**Exercise objective**. Single out the lines that include the word "name". Copy them.

**Source data**.
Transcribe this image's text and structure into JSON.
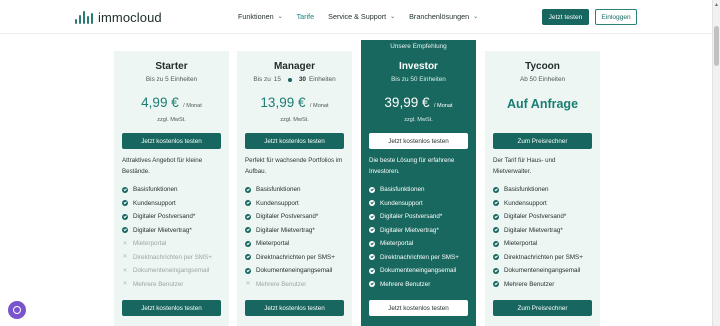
{
  "brand": {
    "name": "immocloud"
  },
  "nav": {
    "items": [
      {
        "label": "Funktionen",
        "has_menu": true,
        "active": false
      },
      {
        "label": "Tarife",
        "has_menu": false,
        "active": true
      },
      {
        "label": "Service & Support",
        "has_menu": true,
        "active": false
      },
      {
        "label": "Branchenlösungen",
        "has_menu": true,
        "active": false
      }
    ],
    "try_label": "Jetzt testen",
    "login_label": "Einloggen"
  },
  "colors": {
    "accent": "#17665f",
    "featured_bg": "#18685f",
    "card_bg": "#eef6f4",
    "price": "#1a7d73"
  },
  "plans": [
    {
      "name": "Starter",
      "units": "Bis zu 5 Einheiten",
      "price": "4,99 €",
      "per": "/ Monat",
      "tax": "zzgl. MwSt.",
      "cta_top": "Jetzt kostenlos testen",
      "desc": "Attraktives Angebot für kleine Bestände.",
      "features": [
        {
          "label": "Basisfunktionen",
          "included": true
        },
        {
          "label": "Kundensupport",
          "included": true
        },
        {
          "label": "Digitaler Postversand*",
          "included": true
        },
        {
          "label": "Digitaler Mietvertrag*",
          "included": true
        },
        {
          "label": "Mieterportal",
          "included": false
        },
        {
          "label": "Direktnachrichten per SMS+",
          "included": false
        },
        {
          "label": "Dokumenteneingangsemail",
          "included": false
        },
        {
          "label": "Mehrere Benutzer",
          "included": false
        }
      ],
      "cta_bottom": "Jetzt kostenlos testen"
    },
    {
      "name": "Manager",
      "units_from": "Bis zu",
      "units_low": "15",
      "units_high": "30",
      "units_suffix": "Einheiten",
      "price": "13,99 €",
      "per": "/ Monat",
      "tax": "zzgl. MwSt.",
      "cta_top": "Jetzt kostenlos testen",
      "desc": "Perfekt für wachsende Portfolios im Aufbau.",
      "features": [
        {
          "label": "Basisfunktionen",
          "included": true
        },
        {
          "label": "Kundensupport",
          "included": true
        },
        {
          "label": "Digitaler Postversand*",
          "included": true
        },
        {
          "label": "Digitaler Mietvertrag*",
          "included": true
        },
        {
          "label": "Mieterportal",
          "included": true
        },
        {
          "label": "Direktnachrichten per SMS+",
          "included": true
        },
        {
          "label": "Dokumenteneingangsemail",
          "included": true
        },
        {
          "label": "Mehrere Benutzer",
          "included": false
        }
      ],
      "cta_bottom": "Jetzt kostenlos testen"
    },
    {
      "name": "Investor",
      "badge": "Unsere Empfehlung",
      "units": "Bis zu 50 Einheiten",
      "price": "39,99 €",
      "per": "/ Monat",
      "tax": "zzgl. MwSt.",
      "cta_top": "Jetzt kostenlos testen",
      "desc": "Die beste Lösung für erfahrene Investoren.",
      "features": [
        {
          "label": "Basisfunktionen",
          "included": true
        },
        {
          "label": "Kundensupport",
          "included": true
        },
        {
          "label": "Digitaler Postversand*",
          "included": true
        },
        {
          "label": "Digitaler Mietvertrag*",
          "included": true
        },
        {
          "label": "Mieterportal",
          "included": true
        },
        {
          "label": "Direktnachrichten per SMS+",
          "included": true
        },
        {
          "label": "Dokumenteneingangsemail",
          "included": true
        },
        {
          "label": "Mehrere Benutzer",
          "included": true
        }
      ],
      "cta_bottom": "Jetzt kostenlos testen"
    },
    {
      "name": "Tycoon",
      "units": "Ab 50 Einheiten",
      "price": "Auf Anfrage",
      "cta_top": "Zum Preisrechner",
      "desc": "Der Tarif für Haus- und Mietverwalter.",
      "features": [
        {
          "label": "Basisfunktionen",
          "included": true
        },
        {
          "label": "Kundensupport",
          "included": true
        },
        {
          "label": "Digitaler Postversand*",
          "included": true
        },
        {
          "label": "Digitaler Mietvertrag*",
          "included": true
        },
        {
          "label": "Mieterportal",
          "included": true
        },
        {
          "label": "Direktnachrichten per SMS+",
          "included": true
        },
        {
          "label": "Dokumenteneingangsemail",
          "included": true
        },
        {
          "label": "Mehrere Benutzer",
          "included": true
        }
      ],
      "cta_bottom": "Zum Preisrechner"
    }
  ]
}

**Output for this exercise**.
    "name": "immocloud"
      "name": "Starter",
      "name": "Manager",
      "name": "Investor",
      "name": "Tycoon",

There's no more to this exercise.